-- start of Data to process --

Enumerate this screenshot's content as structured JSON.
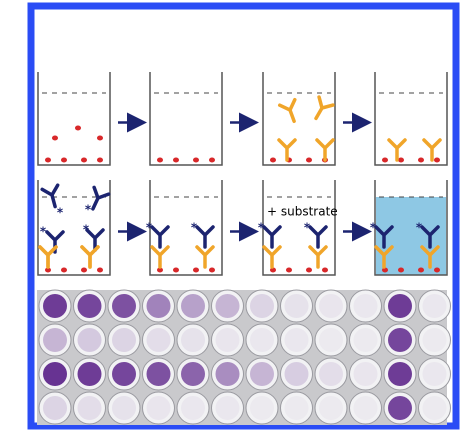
{
  "annotation": "+ substrate"
}
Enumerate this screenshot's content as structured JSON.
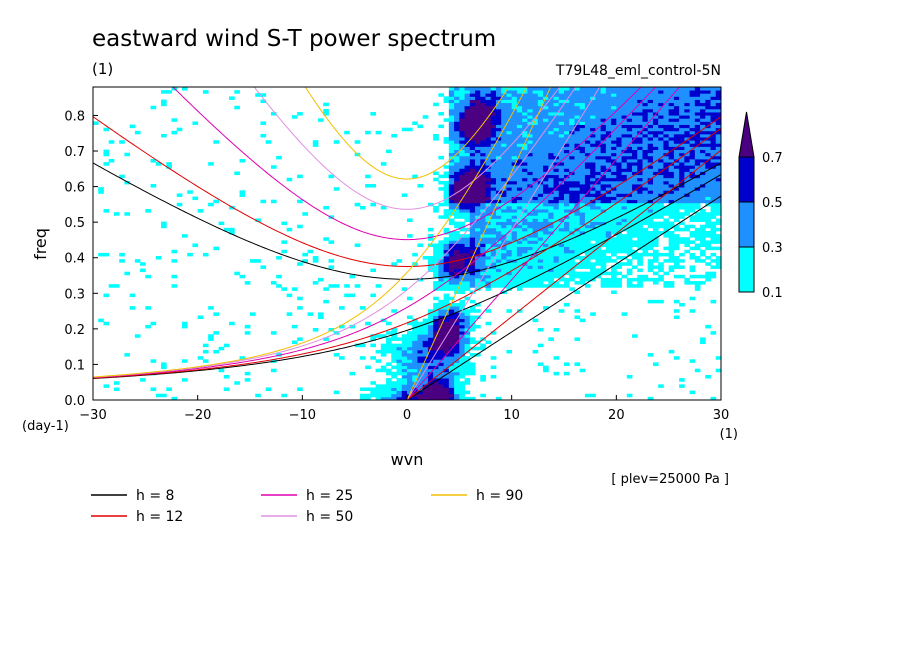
{
  "chart_data": {
    "type": "contour",
    "title": "eastward wind S-T power spectrum",
    "subtitle_left": "(1)",
    "subtitle_right": "T79L48_eml_control-5N",
    "xlabel": "wvn",
    "ylabel": "freq",
    "x_unit": "(1)",
    "y_unit": "(day-1)",
    "xlim": [
      -30,
      30
    ],
    "ylim": [
      0,
      0.88
    ],
    "xticks": [
      -30,
      -20,
      -10,
      0,
      10,
      20,
      30
    ],
    "yticks": [
      0.0,
      0.1,
      0.2,
      0.3,
      0.4,
      0.5,
      0.6,
      0.7,
      0.8
    ],
    "annotation": "[ plev=25000 Pa ]",
    "colorbar": {
      "levels": [
        0.1,
        0.3,
        0.5,
        0.7
      ],
      "colors": [
        "#00ffff",
        "#1e90ff",
        "#0000cd",
        "#4b0082"
      ]
    },
    "dispersion_curves": [
      {
        "label": "h =  8",
        "h": 8,
        "color": "#000000"
      },
      {
        "label": "h = 12",
        "h": 12,
        "color": "#e00000"
      },
      {
        "label": "h = 25",
        "h": 25,
        "color": "#e000b0"
      },
      {
        "label": "h = 50",
        "h": 50,
        "color": "#e090e0"
      },
      {
        "label": "h = 90",
        "h": 90,
        "color": "#f0c000"
      }
    ]
  }
}
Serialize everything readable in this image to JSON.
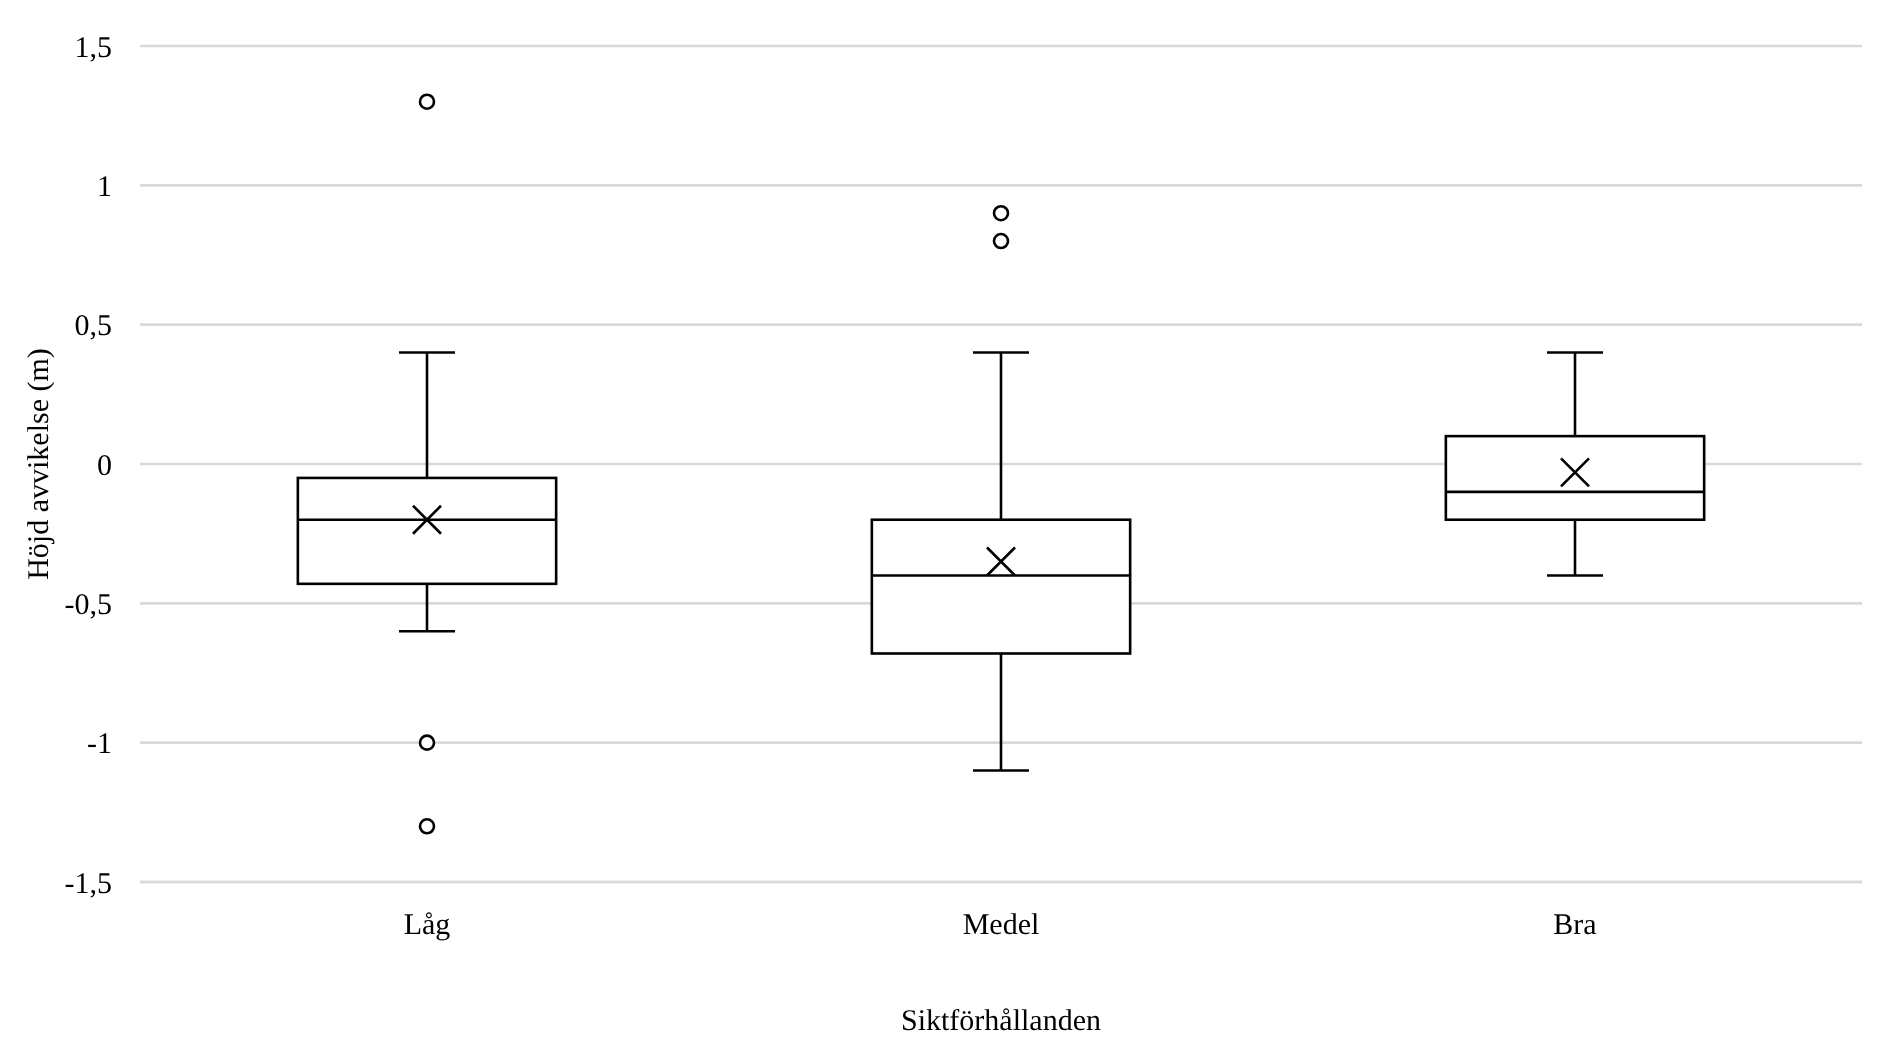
{
  "chart_data": {
    "type": "box",
    "xlabel": "Siktförhållanden",
    "ylabel": "Höjd avvikelse (m)",
    "categories": [
      "Låg",
      "Medel",
      "Bra"
    ],
    "boxes": [
      {
        "low": -0.6,
        "q1": -0.43,
        "median": -0.2,
        "q3": -0.05,
        "high": 0.4,
        "mean": -0.2,
        "outliers": [
          1.3,
          -1,
          -1.3
        ]
      },
      {
        "low": -1.1,
        "q1": -0.68,
        "median": -0.4,
        "q3": -0.2,
        "high": 0.4,
        "mean": -0.35,
        "outliers": [
          0.9,
          0.8
        ]
      },
      {
        "low": -0.4,
        "q1": -0.2,
        "median": -0.1,
        "q3": 0.1,
        "high": 0.4,
        "mean": -0.03
      }
    ],
    "color": "#000000",
    "ylim": [
      -1.5,
      1.5
    ],
    "yticks": [
      {
        "value": -1.5,
        "label": "-1,5"
      },
      {
        "value": -1,
        "label": "-1"
      },
      {
        "value": -0.5,
        "label": "-0,5"
      },
      {
        "value": 0,
        "label": "0"
      },
      {
        "value": 0.5,
        "label": "0,5"
      },
      {
        "value": 1,
        "label": "1"
      },
      {
        "value": 1.5,
        "label": "1,5"
      }
    ],
    "grid": "y"
  }
}
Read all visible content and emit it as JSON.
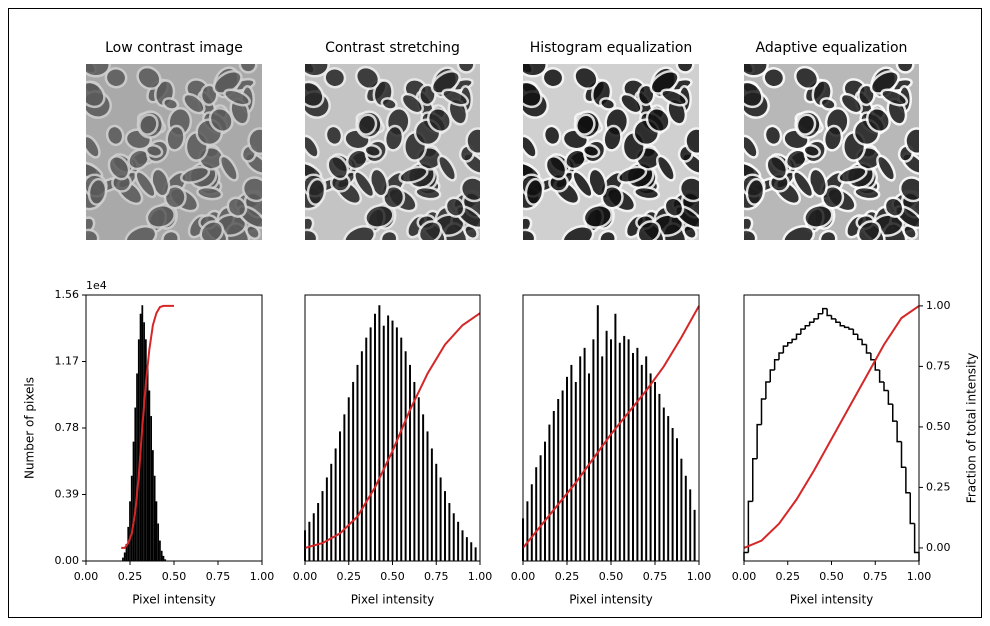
{
  "images": [
    {
      "title": "Low contrast image"
    },
    {
      "title": "Contrast stretching"
    },
    {
      "title": "Histogram equalization"
    },
    {
      "title": "Adaptive equalization"
    }
  ],
  "chart_data": [
    {
      "type": "histogram",
      "xlabel": "Pixel intensity",
      "ylabel": "Number of pixels",
      "yscale_label": "1e4",
      "xlim": [
        0,
        1
      ],
      "ylim": [
        0,
        1.56
      ],
      "y2lim": [
        -0.054,
        1.045
      ],
      "xticks": [
        {
          "value": 0,
          "label": "0.00"
        },
        0.25,
        {
          "value": 0.5,
          "label": "0.50"
        },
        0.75,
        {
          "value": 1,
          "label": "1.00"
        }
      ],
      "yticks": [
        {
          "value": 0,
          "label": "0.00"
        },
        0.39,
        0.78,
        1.17,
        1.56
      ],
      "series": [
        {
          "type": "bar",
          "color": "#000000",
          "rwidth": 1,
          "x": [
            0.21,
            0.22,
            0.23,
            0.24,
            0.25,
            0.26,
            0.27,
            0.28,
            0.29,
            0.3,
            0.31,
            0.32,
            0.33,
            0.34,
            0.35,
            0.36,
            0.37,
            0.38,
            0.39,
            0.4,
            0.41,
            0.42,
            0.43,
            0.44,
            0.45
          ],
          "values": [
            0.02,
            0.05,
            0.1,
            0.2,
            0.35,
            0.5,
            0.7,
            0.9,
            1.1,
            1.3,
            1.45,
            1.5,
            1.4,
            1.3,
            1.15,
            1.0,
            0.85,
            0.65,
            0.5,
            0.35,
            0.22,
            0.12,
            0.06,
            0.03,
            0.01
          ]
        },
        {
          "type": "line",
          "color": "#d62728",
          "axis": "y2",
          "x": [
            0.2,
            0.22,
            0.24,
            0.26,
            0.28,
            0.3,
            0.32,
            0.34,
            0.36,
            0.38,
            0.4,
            0.42,
            0.44,
            0.5
          ],
          "values": [
            0,
            0,
            0.02,
            0.06,
            0.15,
            0.3,
            0.5,
            0.68,
            0.82,
            0.92,
            0.97,
            0.995,
            1,
            1
          ]
        }
      ]
    },
    {
      "type": "histogram",
      "xlabel": "Pixel intensity",
      "xlim": [
        0,
        1
      ],
      "ylim": [
        0,
        1.56
      ],
      "y2lim": [
        -0.054,
        1.045
      ],
      "xticks": [
        {
          "value": 0,
          "label": "0.00"
        },
        0.25,
        {
          "value": 0.5,
          "label": "0.50"
        },
        0.75,
        {
          "value": 1,
          "label": "1.00"
        }
      ],
      "series": [
        {
          "type": "bar",
          "color": "#000000",
          "rwidth": 0.45,
          "x": [
            0,
            0.025,
            0.05,
            0.075,
            0.1,
            0.125,
            0.15,
            0.175,
            0.2,
            0.225,
            0.25,
            0.275,
            0.3,
            0.325,
            0.35,
            0.375,
            0.4,
            0.425,
            0.45,
            0.475,
            0.5,
            0.525,
            0.55,
            0.575,
            0.6,
            0.625,
            0.65,
            0.675,
            0.7,
            0.725,
            0.75,
            0.775,
            0.8,
            0.825,
            0.85,
            0.875,
            0.9,
            0.925,
            0.95,
            0.975
          ],
          "values": [
            0.18,
            0.23,
            0.28,
            0.34,
            0.41,
            0.49,
            0.57,
            0.66,
            0.76,
            0.86,
            0.96,
            1.05,
            1.15,
            1.23,
            1.31,
            1.37,
            1.45,
            1.5,
            1.38,
            1.44,
            1.41,
            1.37,
            1.31,
            1.23,
            1.15,
            1.05,
            0.96,
            0.86,
            0.76,
            0.66,
            0.57,
            0.49,
            0.41,
            0.34,
            0.28,
            0.23,
            0.18,
            0.14,
            0.11,
            0.08
          ]
        },
        {
          "type": "line",
          "color": "#d62728",
          "axis": "y2",
          "x": [
            0,
            0.1,
            0.2,
            0.3,
            0.4,
            0.5,
            0.6,
            0.7,
            0.8,
            0.9,
            1
          ],
          "values": [
            0,
            0.02,
            0.06,
            0.13,
            0.25,
            0.4,
            0.57,
            0.72,
            0.84,
            0.92,
            0.97
          ]
        }
      ]
    },
    {
      "type": "histogram",
      "xlabel": "Pixel intensity",
      "xlim": [
        0,
        1
      ],
      "ylim": [
        0,
        1.56
      ],
      "y2lim": [
        -0.054,
        1.045
      ],
      "xticks": [
        {
          "value": 0,
          "label": "0.00"
        },
        0.25,
        {
          "value": 0.5,
          "label": "0.50"
        },
        0.75,
        {
          "value": 1,
          "label": "1.00"
        }
      ],
      "series": [
        {
          "type": "bar",
          "color": "#000000",
          "rwidth": 0.45,
          "x": [
            0,
            0.025,
            0.05,
            0.075,
            0.1,
            0.125,
            0.15,
            0.175,
            0.2,
            0.225,
            0.25,
            0.275,
            0.3,
            0.325,
            0.35,
            0.375,
            0.4,
            0.425,
            0.45,
            0.475,
            0.5,
            0.525,
            0.55,
            0.575,
            0.6,
            0.625,
            0.65,
            0.675,
            0.7,
            0.725,
            0.75,
            0.775,
            0.8,
            0.825,
            0.85,
            0.875,
            0.9,
            0.925,
            0.95,
            0.975
          ],
          "values": [
            0.25,
            0.35,
            0.45,
            0.55,
            0.62,
            0.7,
            0.8,
            0.88,
            0.95,
            1.0,
            1.08,
            1.15,
            1.05,
            1.2,
            1.25,
            1.1,
            1.3,
            1.5,
            1.2,
            1.35,
            1.3,
            1.45,
            1.28,
            1.32,
            1.3,
            1.22,
            1.25,
            1.15,
            1.2,
            1.1,
            1.05,
            0.98,
            0.9,
            0.85,
            0.78,
            0.72,
            0.6,
            0.5,
            0.42,
            0.3
          ]
        },
        {
          "type": "line",
          "color": "#d62728",
          "axis": "y2",
          "x": [
            0,
            0.1,
            0.2,
            0.3,
            0.4,
            0.5,
            0.6,
            0.7,
            0.8,
            0.9,
            1
          ],
          "values": [
            0,
            0.09,
            0.18,
            0.27,
            0.37,
            0.47,
            0.56,
            0.65,
            0.75,
            0.87,
            1
          ]
        }
      ]
    },
    {
      "type": "histogram",
      "xlabel": "Pixel intensity",
      "y2label": "Fraction of total intensity",
      "xlim": [
        0,
        1
      ],
      "ylim": [
        0,
        1.56
      ],
      "y2lim": [
        -0.054,
        1.045
      ],
      "xticks": [
        {
          "value": 0,
          "label": "0.00"
        },
        0.25,
        {
          "value": 0.5,
          "label": "0.50"
        },
        0.75,
        {
          "value": 1,
          "label": "1.00"
        }
      ],
      "y2ticks": [
        {
          "value": 0,
          "label": "0.00"
        },
        0.25,
        {
          "value": 0.5,
          "label": "0.50"
        },
        0.75,
        {
          "value": 1,
          "label": "1.00"
        }
      ],
      "series": [
        {
          "type": "step",
          "color": "#000000",
          "bins": [
            0,
            0.025,
            0.05,
            0.075,
            0.1,
            0.125,
            0.15,
            0.175,
            0.2,
            0.225,
            0.25,
            0.275,
            0.3,
            0.325,
            0.35,
            0.375,
            0.4,
            0.425,
            0.45,
            0.475,
            0.5,
            0.525,
            0.55,
            0.575,
            0.6,
            0.625,
            0.65,
            0.675,
            0.7,
            0.725,
            0.75,
            0.775,
            0.8,
            0.825,
            0.85,
            0.875,
            0.9,
            0.925,
            0.95,
            0.975,
            1
          ],
          "values": [
            0.05,
            0.35,
            0.6,
            0.8,
            0.95,
            1.05,
            1.12,
            1.18,
            1.22,
            1.26,
            1.28,
            1.3,
            1.33,
            1.36,
            1.38,
            1.4,
            1.42,
            1.45,
            1.48,
            1.44,
            1.42,
            1.4,
            1.38,
            1.37,
            1.36,
            1.33,
            1.3,
            1.27,
            1.22,
            1.18,
            1.12,
            1.05,
            1.0,
            0.92,
            0.82,
            0.7,
            0.55,
            0.4,
            0.22,
            0.05
          ]
        },
        {
          "type": "line",
          "color": "#d62728",
          "axis": "y2",
          "x": [
            0,
            0.1,
            0.2,
            0.3,
            0.4,
            0.5,
            0.6,
            0.7,
            0.8,
            0.9,
            1
          ],
          "values": [
            0,
            0.03,
            0.1,
            0.2,
            0.32,
            0.45,
            0.58,
            0.71,
            0.84,
            0.95,
            1
          ]
        }
      ]
    }
  ]
}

-- end of Data to process --

_Exercise prompt_
Search the data for "JSON". Copy every matching line.

_Output_
Enumerate this screenshot's content as structured JSON.
Enumerate this screenshot's content as structured JSON.
Serialize everything readable in this image to JSON.
Read all visible content and emit it as JSON.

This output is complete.